-- start of Available records --
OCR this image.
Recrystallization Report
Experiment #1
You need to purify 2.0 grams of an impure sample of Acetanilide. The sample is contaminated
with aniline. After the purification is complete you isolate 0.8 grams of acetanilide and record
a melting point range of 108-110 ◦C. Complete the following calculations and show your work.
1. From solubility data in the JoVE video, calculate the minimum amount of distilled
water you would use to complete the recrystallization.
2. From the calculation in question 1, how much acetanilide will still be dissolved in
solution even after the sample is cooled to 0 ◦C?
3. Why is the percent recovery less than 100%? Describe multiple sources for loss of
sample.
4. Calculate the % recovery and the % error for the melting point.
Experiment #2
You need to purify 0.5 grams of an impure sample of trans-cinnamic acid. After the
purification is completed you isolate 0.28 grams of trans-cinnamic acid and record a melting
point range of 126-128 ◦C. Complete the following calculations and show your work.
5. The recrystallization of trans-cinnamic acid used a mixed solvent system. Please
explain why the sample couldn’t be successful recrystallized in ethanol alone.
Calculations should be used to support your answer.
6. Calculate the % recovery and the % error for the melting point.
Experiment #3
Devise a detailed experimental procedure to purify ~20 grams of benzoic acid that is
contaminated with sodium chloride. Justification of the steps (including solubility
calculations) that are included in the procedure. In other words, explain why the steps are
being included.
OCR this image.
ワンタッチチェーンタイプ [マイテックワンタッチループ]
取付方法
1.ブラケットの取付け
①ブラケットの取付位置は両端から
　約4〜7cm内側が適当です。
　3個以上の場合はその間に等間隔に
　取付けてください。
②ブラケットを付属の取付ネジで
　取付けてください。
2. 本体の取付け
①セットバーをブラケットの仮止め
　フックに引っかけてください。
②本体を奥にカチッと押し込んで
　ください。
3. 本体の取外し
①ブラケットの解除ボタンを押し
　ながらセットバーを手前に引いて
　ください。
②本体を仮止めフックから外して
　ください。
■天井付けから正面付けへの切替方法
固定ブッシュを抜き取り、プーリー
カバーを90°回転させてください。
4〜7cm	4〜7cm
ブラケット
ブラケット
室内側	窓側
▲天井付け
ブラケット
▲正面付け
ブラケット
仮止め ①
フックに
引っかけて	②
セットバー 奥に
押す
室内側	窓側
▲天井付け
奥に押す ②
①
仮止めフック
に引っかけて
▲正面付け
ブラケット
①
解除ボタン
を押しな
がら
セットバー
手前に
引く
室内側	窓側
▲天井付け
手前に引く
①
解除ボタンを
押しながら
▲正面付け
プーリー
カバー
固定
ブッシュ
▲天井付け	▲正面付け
-- end of Available records --
◆ Task brief: In the listing above, find the lines holding the word "need" and copy them.

◆ Answer to this task:
You need to purify 2.0 grams of an impure sample of Acetanilide. The sample is contaminated
You need to purify 0.5 grams of an impure sample of trans-cinnamic acid. After the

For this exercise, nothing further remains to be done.